THE PROBLEM:
Output every line of the region boundary data below as a numbered list, leaving out any blank lines.

··· RECORD LIST ···

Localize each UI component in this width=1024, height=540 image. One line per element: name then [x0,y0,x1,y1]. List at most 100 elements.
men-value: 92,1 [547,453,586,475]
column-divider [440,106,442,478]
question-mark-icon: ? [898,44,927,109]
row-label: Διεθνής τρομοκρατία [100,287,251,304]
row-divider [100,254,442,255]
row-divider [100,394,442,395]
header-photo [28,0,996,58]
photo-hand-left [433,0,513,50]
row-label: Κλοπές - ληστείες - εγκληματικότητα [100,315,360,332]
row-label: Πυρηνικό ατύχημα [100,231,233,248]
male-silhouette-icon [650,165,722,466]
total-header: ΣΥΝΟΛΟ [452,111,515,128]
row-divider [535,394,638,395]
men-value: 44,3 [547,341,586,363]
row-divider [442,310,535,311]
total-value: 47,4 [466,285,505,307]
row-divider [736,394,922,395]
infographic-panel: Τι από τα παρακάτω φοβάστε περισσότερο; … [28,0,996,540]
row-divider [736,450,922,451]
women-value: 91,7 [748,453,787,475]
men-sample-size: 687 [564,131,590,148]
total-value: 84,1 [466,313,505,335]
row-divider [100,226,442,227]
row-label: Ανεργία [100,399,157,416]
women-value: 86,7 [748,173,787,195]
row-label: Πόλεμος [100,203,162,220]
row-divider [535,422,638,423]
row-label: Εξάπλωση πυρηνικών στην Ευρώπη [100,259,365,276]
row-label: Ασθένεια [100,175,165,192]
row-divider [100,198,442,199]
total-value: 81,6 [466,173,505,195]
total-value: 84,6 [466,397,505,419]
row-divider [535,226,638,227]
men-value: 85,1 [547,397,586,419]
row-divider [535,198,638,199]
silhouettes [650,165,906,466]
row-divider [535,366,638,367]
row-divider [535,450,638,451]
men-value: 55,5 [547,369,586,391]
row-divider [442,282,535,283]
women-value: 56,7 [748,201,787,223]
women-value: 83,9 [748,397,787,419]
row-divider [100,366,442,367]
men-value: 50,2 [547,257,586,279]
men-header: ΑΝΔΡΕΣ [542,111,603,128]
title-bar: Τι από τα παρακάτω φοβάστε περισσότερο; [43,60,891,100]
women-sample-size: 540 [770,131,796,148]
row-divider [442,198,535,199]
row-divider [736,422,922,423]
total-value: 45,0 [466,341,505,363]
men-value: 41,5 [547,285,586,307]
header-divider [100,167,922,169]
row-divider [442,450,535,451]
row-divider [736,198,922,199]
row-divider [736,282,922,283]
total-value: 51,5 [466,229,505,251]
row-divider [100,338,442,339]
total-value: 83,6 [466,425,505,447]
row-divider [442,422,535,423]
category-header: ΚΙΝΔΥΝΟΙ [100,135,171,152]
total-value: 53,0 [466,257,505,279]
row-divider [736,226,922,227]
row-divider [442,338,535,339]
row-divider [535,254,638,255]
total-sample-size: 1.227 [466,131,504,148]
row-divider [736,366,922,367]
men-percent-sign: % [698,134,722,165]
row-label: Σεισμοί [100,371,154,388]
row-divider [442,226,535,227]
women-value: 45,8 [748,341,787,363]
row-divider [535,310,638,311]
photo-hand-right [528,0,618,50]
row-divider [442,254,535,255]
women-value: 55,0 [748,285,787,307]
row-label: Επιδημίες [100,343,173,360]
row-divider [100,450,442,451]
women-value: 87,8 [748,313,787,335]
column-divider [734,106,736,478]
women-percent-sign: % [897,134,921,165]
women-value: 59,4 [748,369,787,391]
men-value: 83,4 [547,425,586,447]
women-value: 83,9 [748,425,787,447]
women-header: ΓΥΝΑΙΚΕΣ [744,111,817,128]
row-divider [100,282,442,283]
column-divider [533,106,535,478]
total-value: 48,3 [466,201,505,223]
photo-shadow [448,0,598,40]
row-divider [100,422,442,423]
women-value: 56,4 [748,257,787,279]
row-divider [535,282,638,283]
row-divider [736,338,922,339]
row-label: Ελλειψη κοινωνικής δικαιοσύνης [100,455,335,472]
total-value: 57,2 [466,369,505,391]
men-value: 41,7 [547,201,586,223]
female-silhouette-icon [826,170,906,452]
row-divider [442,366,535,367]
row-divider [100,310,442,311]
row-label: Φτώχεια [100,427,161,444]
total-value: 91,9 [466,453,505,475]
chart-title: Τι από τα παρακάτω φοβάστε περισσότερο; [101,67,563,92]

···

FINAL RESULT:
1. Localize each UI component in this width=1024, height=540 image. One line per element: name then [x0,y0,x1,y1]. List at most 100 elements.
2. men-value: 92,1 [547,453,586,475]
3. column-divider [440,106,442,478]
4. question-mark-icon: ? [898,44,927,109]
5. row-label: Διεθνής τρομοκρατία [100,287,251,304]
6. row-divider [100,254,442,255]
7. row-divider [100,394,442,395]
8. header-photo [28,0,996,58]
9. photo-hand-left [433,0,513,50]
10. row-label: Κλοπές - ληστείες - εγκληματικότητα [100,315,360,332]
11. row-label: Πυρηνικό ατύχημα [100,231,233,248]
12. male-silhouette-icon [650,165,722,466]
13. total-header: ΣΥΝΟΛΟ [452,111,515,128]
14. row-divider [535,394,638,395]
15. men-value: 44,3 [547,341,586,363]
16. row-divider [442,310,535,311]
17. total-value: 47,4 [466,285,505,307]
18. row-divider [736,394,922,395]
19. infographic-panel: Τι από τα παρακάτω φοβάστε περισσότερο; … [28,0,996,540]
20. row-divider [736,450,922,451]
21. women-value: 91,7 [748,453,787,475]
22. men-sample-size: 687 [564,131,590,148]
23. total-value: 84,1 [466,313,505,335]
24. row-divider [100,226,442,227]
25. row-label: Ανεργία [100,399,157,416]
26. women-value: 86,7 [748,173,787,195]
27. row-label: Πόλεμος [100,203,162,220]
28. row-divider [535,422,638,423]
29. row-label: Εξάπλωση πυρηνικών στην Ευρώπη [100,259,365,276]
30. row-label: Ασθένεια [100,175,165,192]
31. row-divider [100,198,442,199]
32. total-value: 81,6 [466,173,505,195]
33. total-value: 84,6 [466,397,505,419]
34. row-divider [535,226,638,227]
35. men-value: 85,1 [547,397,586,419]
36. row-divider [535,198,638,199]
37. silhouettes [650,165,906,466]
38. row-divider [535,366,638,367]
39. row-divider [535,450,638,451]
40. men-value: 55,5 [547,369,586,391]
41. row-divider [442,282,535,283]
42. women-value: 56,7 [748,201,787,223]
43. women-value: 83,9 [748,397,787,419]
44. row-divider [100,366,442,367]
45. men-value: 50,2 [547,257,586,279]
46. men-header: ΑΝΔΡΕΣ [542,111,603,128]
47. title-bar: Τι από τα παρακάτω φοβάστε περισσότερο; [43,60,891,100]
48. women-sample-size: 540 [770,131,796,148]
49. row-divider [442,198,535,199]
50. row-divider [736,422,922,423]
51. total-value: 45,0 [466,341,505,363]
52. men-value: 41,5 [547,285,586,307]
53. header-divider [100,167,922,169]
54. row-divider [442,450,535,451]
55. row-divider [736,198,922,199]
56. row-divider [736,282,922,283]
57. total-value: 51,5 [466,229,505,251]
58. row-divider [100,338,442,339]
59. total-value: 83,6 [466,425,505,447]
60. row-divider [442,422,535,423]
61. category-header: ΚΙΝΔΥΝΟΙ [100,135,171,152]
62. total-value: 53,0 [466,257,505,279]
63. row-divider [736,226,922,227]
64. row-divider [442,338,535,339]
65. row-divider [535,254,638,255]
66. total-sample-size: 1.227 [466,131,504,148]
67. row-divider [736,366,922,367]
68. men-percent-sign: % [698,134,722,165]
69. row-label: Σεισμοί [100,371,154,388]
70. row-divider [442,226,535,227]
71. women-value: 45,8 [748,341,787,363]
72. row-divider [535,310,638,311]
73. photo-hand-right [528,0,618,50]
74. row-divider [442,254,535,255]
75. women-value: 55,0 [748,285,787,307]
76. row-label: Επιδημίες [100,343,173,360]
77. row-divider [100,450,442,451]
78. women-value: 87,8 [748,313,787,335]
79. column-divider [734,106,736,478]
80. women-percent-sign: % [897,134,921,165]
81. women-value: 59,4 [748,369,787,391]
82. men-value: 83,4 [547,425,586,447]
83. women-value: 83,9 [748,425,787,447]
84. women-header: ΓΥΝΑΙΚΕΣ [744,111,817,128]
85. row-divider [100,282,442,283]
86. column-divider [533,106,535,478]
87. total-value: 48,3 [466,201,505,223]
88. photo-shadow [448,0,598,40]
89. row-divider [100,422,442,423]
90. women-value: 56,4 [748,257,787,279]
91. row-divider [535,282,638,283]
92. row-divider [736,338,922,339]
93. row-label: Ελλειψη κοινωνικής δικαιοσύνης [100,455,335,472]
94. total-value: 57,2 [466,369,505,391]
95. men-value: 41,7 [547,201,586,223]
96. female-silhouette-icon [826,170,906,452]
97. row-divider [442,366,535,367]
98. row-divider [100,310,442,311]
99. row-label: Φτώχεια [100,427,161,444]
100. total-value: 91,9 [466,453,505,475]
101. chart-title: Τι από τα παρακάτω φοβάστε περισσότερο; [101,67,563,92]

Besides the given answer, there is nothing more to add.